>> START RECORDS FOR THIS TASK
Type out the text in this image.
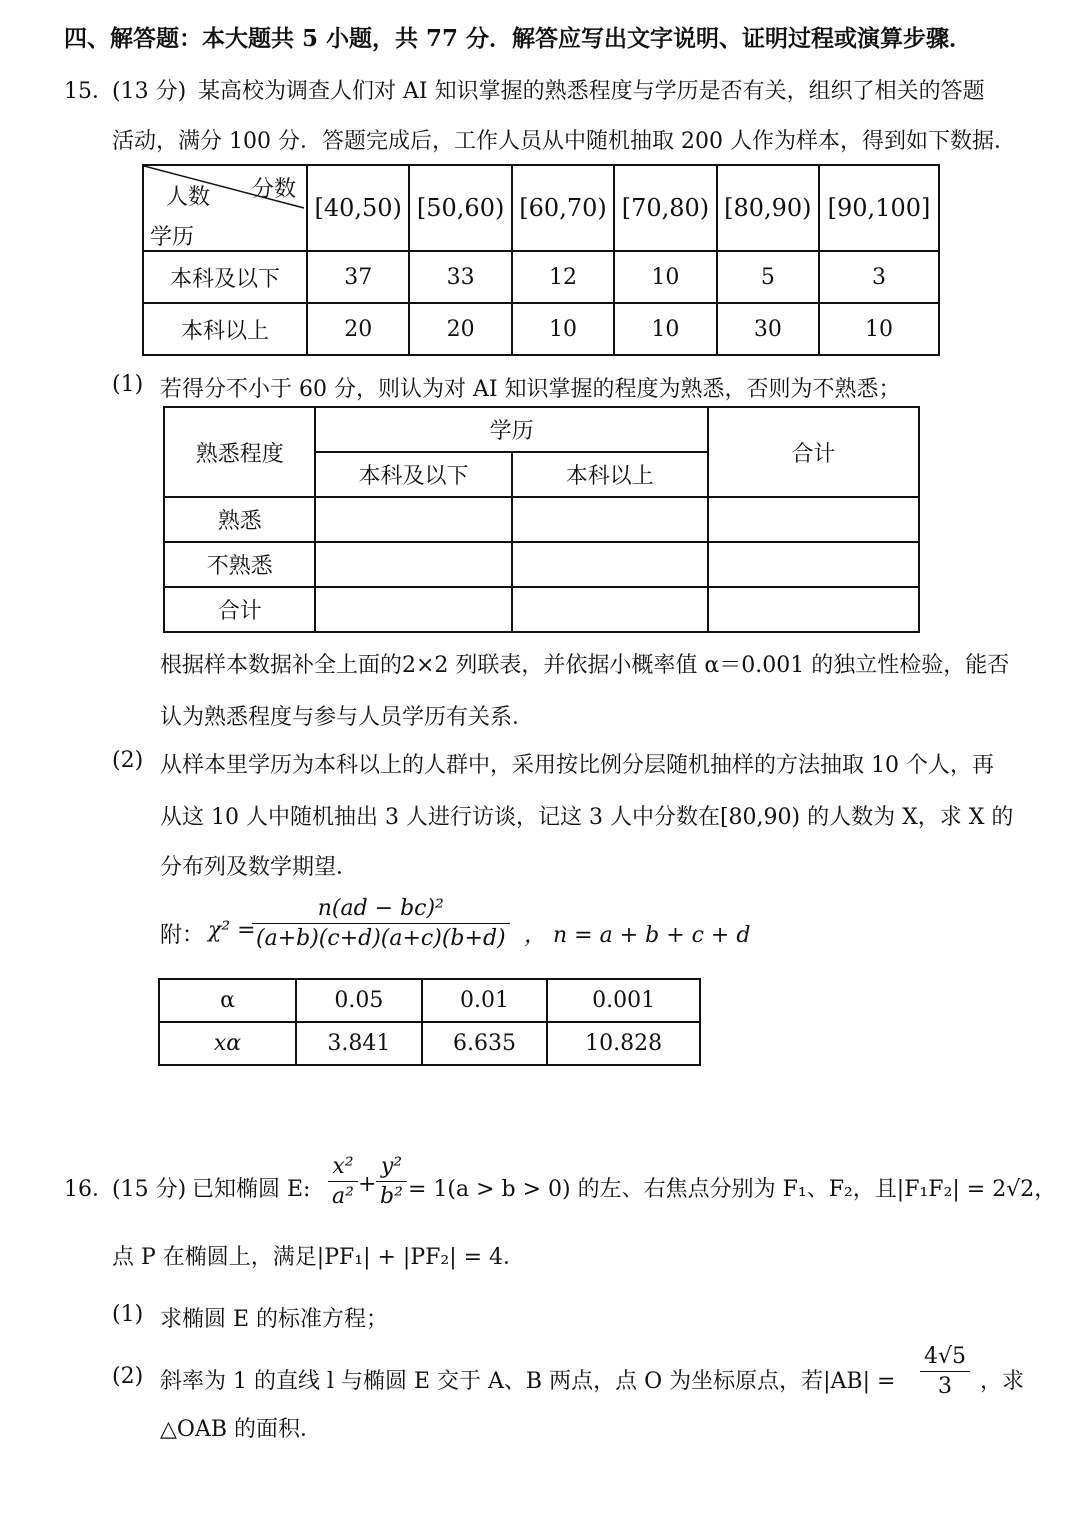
四、解答题：本大题共 5 小题，共 77 分．解答应写出文字说明、证明过程或演算步骤．
15．
(13 分) 某高校为调查人们对 AI 知识掌握的熟悉程度与学历是否有关，组织了相关的答题
活动，满分 100 分．答题完成后，工作人员从中随机抽取 200 人作为样本，得到如下数据．
人数 分数
学历	[40,50)	[50,60)	[60,70)	[70,80)	[80,90)	[90,100]
本科及以下	37	33	12	10	5	3
本科以上	20	20	10	10	30	10
(1) 若得分不小于 60 分，则认为对 AI 知识掌握的程度为熟悉，否则为不熟悉；
熟悉程度	学历		合计
	本科及以下	本科以上	
熟悉			
不熟悉			
合计			
根据样本数据补全上面的2×2 列联表，并依据小概率值 α＝0.001 的独立性检验，能否
认为熟悉程度与参与人员学历有关系．
(2) 从样本里学历为本科以上的人群中，采用按比例分层随机抽样的方法抽取 10 个人，再
从这 10 人中随机抽出 3 人进行访谈，记这 3 人中分数在[80,90) 的人数为 X，求 X 的
分布列及数学期望．
附： χ² =
$\frac{\text{n(ad − bc)²}}{(a+b)(c+d)(a+c)(b+d)}$ ， n = a + b + c + d
α	0.05	0.01	0.001
xα	3.841	6.635	10.828
16．
(15 分) 已知椭圆 E: $\frac{\text{x²}}{\text{a²}} + \frac{\text{y²}}{\text{b²}} = 1(a > b > 0)$ 的左、右焦点分别为 F₁、F₂，且|F₁F₂| = 2√2，
点 P 在椭圆上，满足|PF₁| + |PF₂| = 4．
(1) 求椭圆 E 的标准方程；
(2) 斜率为 1 的直线 l 与椭圆 E 交于 A、B 两点，点 O 为坐标原点，若$|AB| = \frac{4√5}{3}$ ，求
△OAB 的面积．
>> END RECORDS FOR THIS TASK
■ TASK GOAL:
Each line in the entries above that includes the string "frac" should be extracted.

■ FINAL RESULT:
$\frac{\text{n(ad − bc)²}}{(a+b)(c+d)(a+c)(b+d)}$ ， n = a + b + c + d
(15 分) 已知椭圆 E: $\frac{\text{x²}}{\text{a²}} + \frac{\text{y²}}{\text{b²}} = 1(a > b > 0)$ 的左、右焦点分别为 F₁、F₂，且|F₁F₂| = 2√2，
(2) 斜率为 1 的直线 l 与椭圆 E 交于 A、B 两点，点 O 为坐标原点，若$|AB| = \frac{4√5}{3}$ ，求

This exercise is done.